- [Your instructions]: Wherever the word "image" shows up in a line, please copy that line.

·····

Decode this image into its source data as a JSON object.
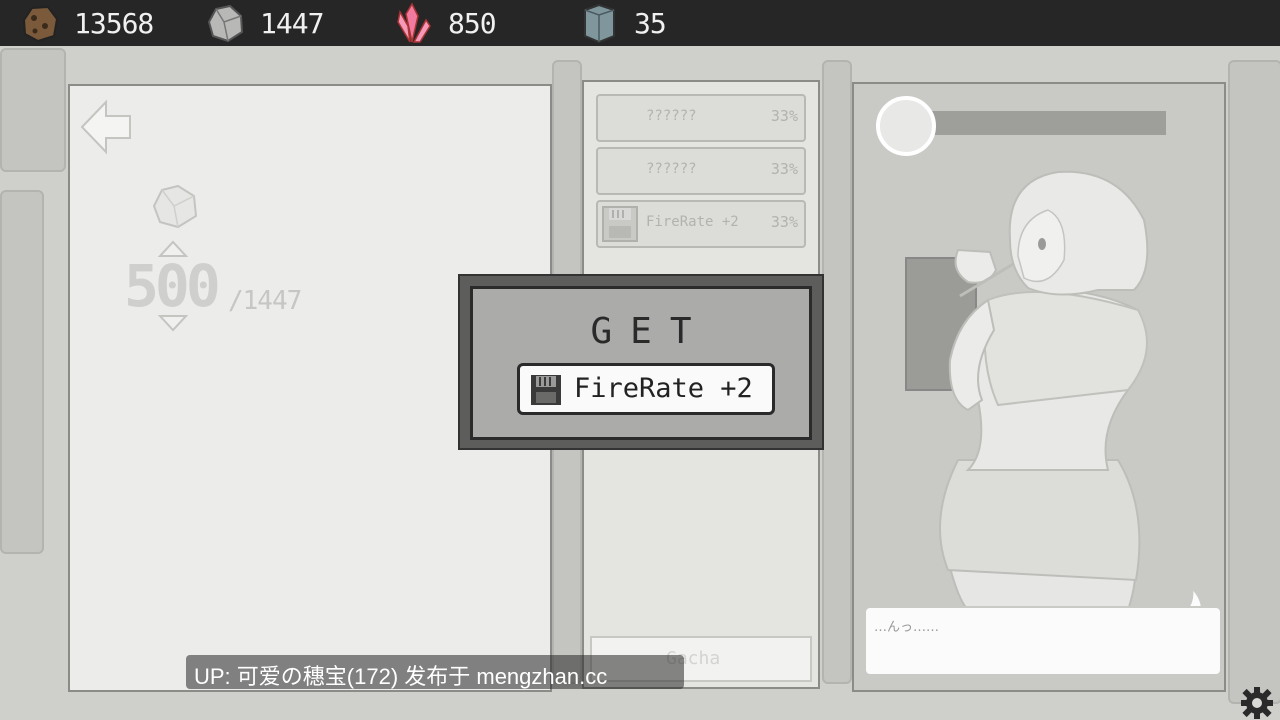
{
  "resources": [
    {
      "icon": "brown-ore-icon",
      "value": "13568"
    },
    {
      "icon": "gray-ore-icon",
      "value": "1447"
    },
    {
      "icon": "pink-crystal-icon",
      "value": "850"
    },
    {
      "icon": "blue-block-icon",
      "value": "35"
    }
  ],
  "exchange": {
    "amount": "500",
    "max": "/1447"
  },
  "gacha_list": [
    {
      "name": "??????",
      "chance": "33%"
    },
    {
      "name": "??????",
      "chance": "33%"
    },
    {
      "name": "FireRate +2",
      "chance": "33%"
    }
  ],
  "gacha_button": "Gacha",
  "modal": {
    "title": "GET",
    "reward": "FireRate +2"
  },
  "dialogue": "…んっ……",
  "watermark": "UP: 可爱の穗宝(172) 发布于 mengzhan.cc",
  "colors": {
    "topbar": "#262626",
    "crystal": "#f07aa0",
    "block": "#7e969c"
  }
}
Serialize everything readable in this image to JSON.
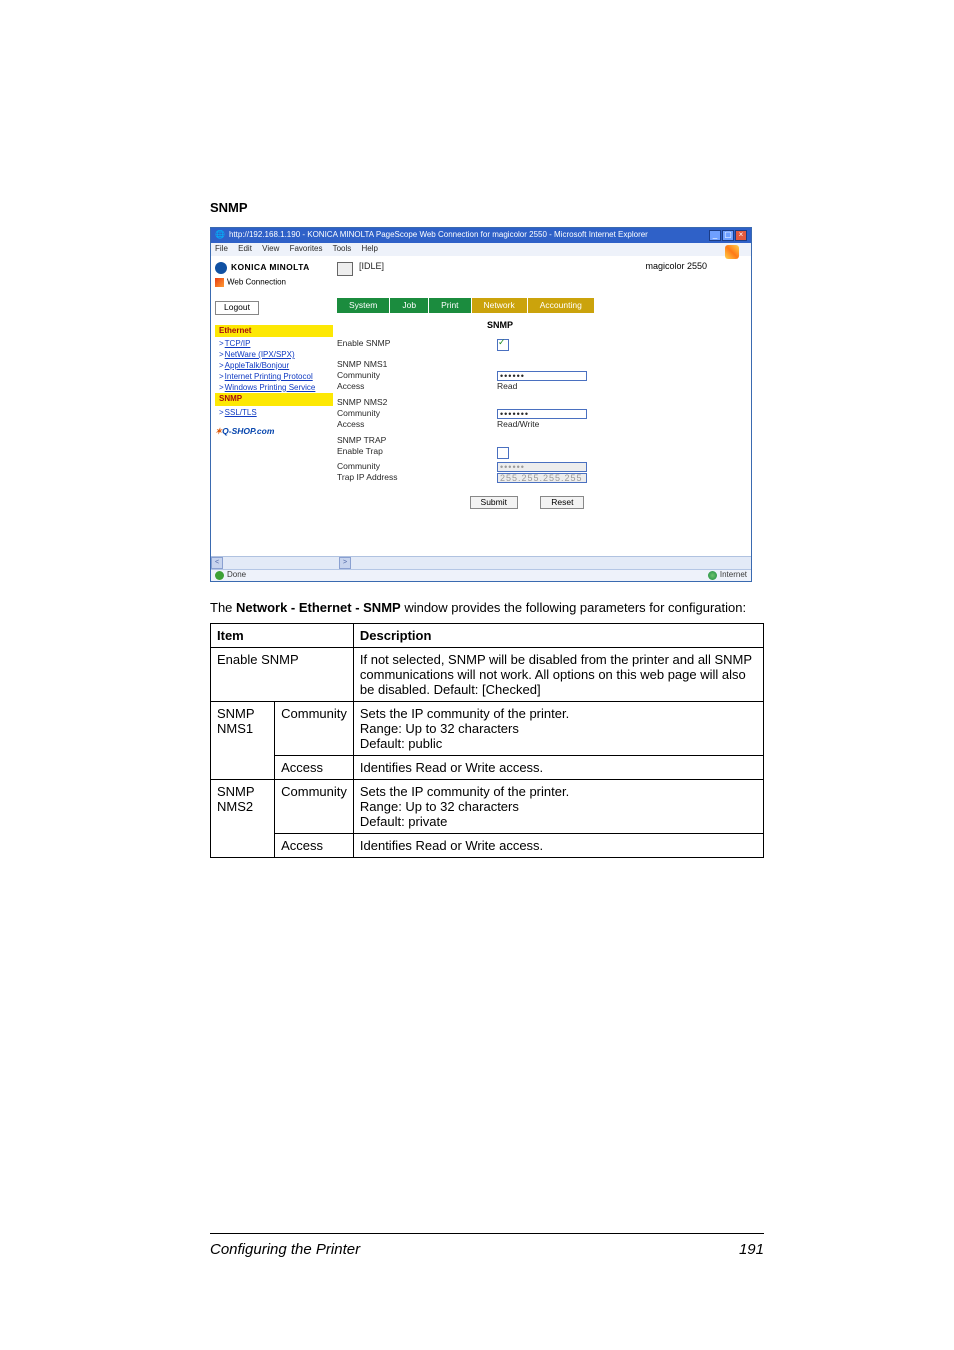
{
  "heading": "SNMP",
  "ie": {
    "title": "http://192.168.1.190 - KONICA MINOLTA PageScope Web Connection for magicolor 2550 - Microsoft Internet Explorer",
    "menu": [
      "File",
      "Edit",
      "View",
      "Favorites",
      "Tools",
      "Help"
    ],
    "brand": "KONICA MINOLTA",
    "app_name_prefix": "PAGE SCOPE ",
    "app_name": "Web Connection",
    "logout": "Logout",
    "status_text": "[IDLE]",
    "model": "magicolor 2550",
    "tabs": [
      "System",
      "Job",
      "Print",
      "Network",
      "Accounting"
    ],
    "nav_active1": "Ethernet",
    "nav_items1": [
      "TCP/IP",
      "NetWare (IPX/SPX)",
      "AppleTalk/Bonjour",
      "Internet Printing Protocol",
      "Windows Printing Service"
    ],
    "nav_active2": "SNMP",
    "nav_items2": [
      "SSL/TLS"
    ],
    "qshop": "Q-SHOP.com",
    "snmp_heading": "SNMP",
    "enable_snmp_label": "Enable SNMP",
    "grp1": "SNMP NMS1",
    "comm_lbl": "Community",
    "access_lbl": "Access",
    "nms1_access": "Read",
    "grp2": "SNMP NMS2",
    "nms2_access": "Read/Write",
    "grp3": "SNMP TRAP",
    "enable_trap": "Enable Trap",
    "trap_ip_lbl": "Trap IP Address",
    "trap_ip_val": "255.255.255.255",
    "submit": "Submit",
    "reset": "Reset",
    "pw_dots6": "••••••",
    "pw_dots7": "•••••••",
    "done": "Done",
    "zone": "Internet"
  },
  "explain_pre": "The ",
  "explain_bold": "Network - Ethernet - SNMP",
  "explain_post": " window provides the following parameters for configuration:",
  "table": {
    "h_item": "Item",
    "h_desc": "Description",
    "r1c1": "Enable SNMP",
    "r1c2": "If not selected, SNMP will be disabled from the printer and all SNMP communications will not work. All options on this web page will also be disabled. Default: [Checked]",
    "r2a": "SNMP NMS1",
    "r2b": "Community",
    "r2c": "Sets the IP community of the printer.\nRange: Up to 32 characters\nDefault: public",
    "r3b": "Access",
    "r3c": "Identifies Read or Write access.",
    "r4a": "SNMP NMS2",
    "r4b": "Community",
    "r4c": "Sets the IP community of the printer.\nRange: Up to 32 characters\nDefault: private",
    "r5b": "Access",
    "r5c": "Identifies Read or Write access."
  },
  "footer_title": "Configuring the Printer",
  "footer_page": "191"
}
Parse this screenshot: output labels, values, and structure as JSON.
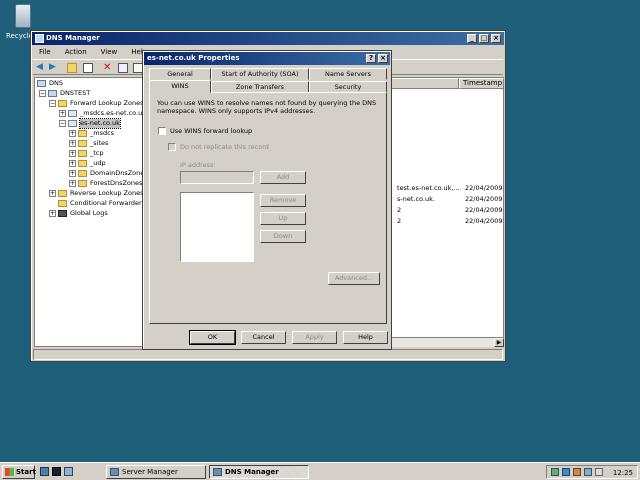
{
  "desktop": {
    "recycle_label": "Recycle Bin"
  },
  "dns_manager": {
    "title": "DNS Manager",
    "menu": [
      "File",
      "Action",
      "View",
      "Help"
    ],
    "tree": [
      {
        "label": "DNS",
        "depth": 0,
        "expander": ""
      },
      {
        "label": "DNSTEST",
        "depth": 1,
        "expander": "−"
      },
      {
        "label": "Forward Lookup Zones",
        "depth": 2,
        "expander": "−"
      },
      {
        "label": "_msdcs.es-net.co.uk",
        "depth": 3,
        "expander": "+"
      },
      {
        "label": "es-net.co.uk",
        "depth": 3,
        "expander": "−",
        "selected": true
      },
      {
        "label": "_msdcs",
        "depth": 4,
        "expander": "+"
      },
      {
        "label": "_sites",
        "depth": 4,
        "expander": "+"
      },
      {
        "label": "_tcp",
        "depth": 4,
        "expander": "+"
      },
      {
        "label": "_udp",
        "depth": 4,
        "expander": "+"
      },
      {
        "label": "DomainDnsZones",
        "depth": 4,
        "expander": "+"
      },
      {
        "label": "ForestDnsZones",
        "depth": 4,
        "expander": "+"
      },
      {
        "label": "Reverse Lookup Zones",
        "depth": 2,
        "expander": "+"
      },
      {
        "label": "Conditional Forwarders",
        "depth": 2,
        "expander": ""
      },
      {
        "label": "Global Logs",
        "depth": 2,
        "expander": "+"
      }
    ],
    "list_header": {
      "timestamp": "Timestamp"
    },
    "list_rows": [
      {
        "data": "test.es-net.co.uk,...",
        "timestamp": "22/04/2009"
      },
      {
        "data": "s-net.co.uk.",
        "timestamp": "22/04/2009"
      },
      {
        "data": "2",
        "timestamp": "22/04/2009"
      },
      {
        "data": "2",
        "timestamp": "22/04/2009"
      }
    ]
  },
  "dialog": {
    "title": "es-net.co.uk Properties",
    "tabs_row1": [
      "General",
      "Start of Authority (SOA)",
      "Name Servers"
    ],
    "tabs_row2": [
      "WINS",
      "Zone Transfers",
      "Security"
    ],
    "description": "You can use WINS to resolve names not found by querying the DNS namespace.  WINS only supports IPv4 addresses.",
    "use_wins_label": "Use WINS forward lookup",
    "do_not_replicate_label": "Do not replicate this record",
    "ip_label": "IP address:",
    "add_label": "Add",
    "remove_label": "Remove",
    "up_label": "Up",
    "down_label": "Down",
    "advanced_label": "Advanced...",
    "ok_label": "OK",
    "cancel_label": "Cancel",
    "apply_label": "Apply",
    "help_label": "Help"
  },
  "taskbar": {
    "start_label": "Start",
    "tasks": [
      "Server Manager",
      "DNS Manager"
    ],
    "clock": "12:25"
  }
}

·····

- [Result for this exercise]:
Decode this image into its source data as a JSON object.
Serialize everything readable in this image to JSON.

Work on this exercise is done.